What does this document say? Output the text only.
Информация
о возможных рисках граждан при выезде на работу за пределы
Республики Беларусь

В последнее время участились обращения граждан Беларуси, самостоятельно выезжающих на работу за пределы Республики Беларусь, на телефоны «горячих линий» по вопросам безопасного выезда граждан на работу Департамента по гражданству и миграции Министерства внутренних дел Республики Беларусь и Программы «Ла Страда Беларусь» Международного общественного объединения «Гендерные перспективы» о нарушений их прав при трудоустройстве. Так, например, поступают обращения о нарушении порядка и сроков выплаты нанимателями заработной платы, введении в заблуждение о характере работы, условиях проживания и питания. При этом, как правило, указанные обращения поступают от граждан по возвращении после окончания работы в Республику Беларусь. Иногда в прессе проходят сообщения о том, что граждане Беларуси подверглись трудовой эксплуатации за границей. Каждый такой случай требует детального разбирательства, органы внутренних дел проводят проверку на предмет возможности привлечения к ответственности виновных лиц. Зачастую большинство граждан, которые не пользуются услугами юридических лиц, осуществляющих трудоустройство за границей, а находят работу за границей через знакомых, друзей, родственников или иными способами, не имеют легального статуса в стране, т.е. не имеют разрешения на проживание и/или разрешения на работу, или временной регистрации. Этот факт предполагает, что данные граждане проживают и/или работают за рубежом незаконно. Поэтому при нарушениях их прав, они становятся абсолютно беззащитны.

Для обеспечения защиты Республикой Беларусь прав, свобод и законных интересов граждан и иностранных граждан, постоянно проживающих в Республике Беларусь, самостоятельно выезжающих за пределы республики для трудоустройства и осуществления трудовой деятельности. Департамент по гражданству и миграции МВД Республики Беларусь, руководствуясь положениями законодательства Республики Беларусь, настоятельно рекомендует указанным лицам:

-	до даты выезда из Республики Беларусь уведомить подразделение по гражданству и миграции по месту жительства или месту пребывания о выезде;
--------
Pull every line containing the word "выезде" out of the material and copy it.

_SOLUTION BELOW_:
о возможных рисках граждан при выезде на работу за пределы
-	до даты выезда из Республики Беларусь уведомить подразделение по гражданству и миграции по месту жительства или месту пребывания о выезде;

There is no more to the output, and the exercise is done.